[Collected data entries]
========

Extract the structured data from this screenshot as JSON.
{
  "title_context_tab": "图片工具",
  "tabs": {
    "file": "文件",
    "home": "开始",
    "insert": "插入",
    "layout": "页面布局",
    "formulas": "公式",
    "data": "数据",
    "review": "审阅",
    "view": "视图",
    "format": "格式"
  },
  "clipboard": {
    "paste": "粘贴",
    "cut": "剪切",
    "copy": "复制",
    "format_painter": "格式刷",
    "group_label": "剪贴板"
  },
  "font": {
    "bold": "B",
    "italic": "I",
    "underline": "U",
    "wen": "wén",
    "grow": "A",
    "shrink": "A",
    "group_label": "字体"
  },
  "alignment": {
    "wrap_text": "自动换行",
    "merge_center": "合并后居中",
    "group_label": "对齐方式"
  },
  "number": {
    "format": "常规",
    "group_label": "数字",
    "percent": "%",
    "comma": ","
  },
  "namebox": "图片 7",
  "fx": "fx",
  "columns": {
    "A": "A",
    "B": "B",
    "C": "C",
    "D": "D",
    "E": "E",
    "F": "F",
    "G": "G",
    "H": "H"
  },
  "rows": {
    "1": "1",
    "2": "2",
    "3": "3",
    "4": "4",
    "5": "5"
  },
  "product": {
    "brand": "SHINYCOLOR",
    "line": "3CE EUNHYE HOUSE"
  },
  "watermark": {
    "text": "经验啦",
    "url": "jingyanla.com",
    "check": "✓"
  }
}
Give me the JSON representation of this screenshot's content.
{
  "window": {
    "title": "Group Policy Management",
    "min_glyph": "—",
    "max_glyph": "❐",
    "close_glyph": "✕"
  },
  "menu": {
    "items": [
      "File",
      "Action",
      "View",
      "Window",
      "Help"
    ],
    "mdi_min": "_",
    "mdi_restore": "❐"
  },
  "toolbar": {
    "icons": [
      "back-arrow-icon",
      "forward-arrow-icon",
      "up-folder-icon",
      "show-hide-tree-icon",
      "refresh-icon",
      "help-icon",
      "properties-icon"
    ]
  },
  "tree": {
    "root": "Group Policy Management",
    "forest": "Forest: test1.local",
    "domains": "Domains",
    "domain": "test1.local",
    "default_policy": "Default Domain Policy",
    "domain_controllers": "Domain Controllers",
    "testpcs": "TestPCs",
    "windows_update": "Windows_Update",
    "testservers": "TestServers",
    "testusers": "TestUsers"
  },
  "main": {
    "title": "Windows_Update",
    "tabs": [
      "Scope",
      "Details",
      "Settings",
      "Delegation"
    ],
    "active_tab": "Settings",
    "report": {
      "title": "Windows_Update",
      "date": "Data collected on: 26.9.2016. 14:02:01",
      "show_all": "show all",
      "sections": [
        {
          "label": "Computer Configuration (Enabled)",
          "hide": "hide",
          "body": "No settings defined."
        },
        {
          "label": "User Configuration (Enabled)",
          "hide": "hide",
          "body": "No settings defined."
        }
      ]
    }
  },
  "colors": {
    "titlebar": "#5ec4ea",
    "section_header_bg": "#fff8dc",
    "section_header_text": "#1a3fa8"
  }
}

========

*To do*.
Which lines hold the word "screenshot"? Copy all of them.

*Response below*.
Extract the structured data from this screenshot as JSON.
Give me the JSON representation of this screenshot's content.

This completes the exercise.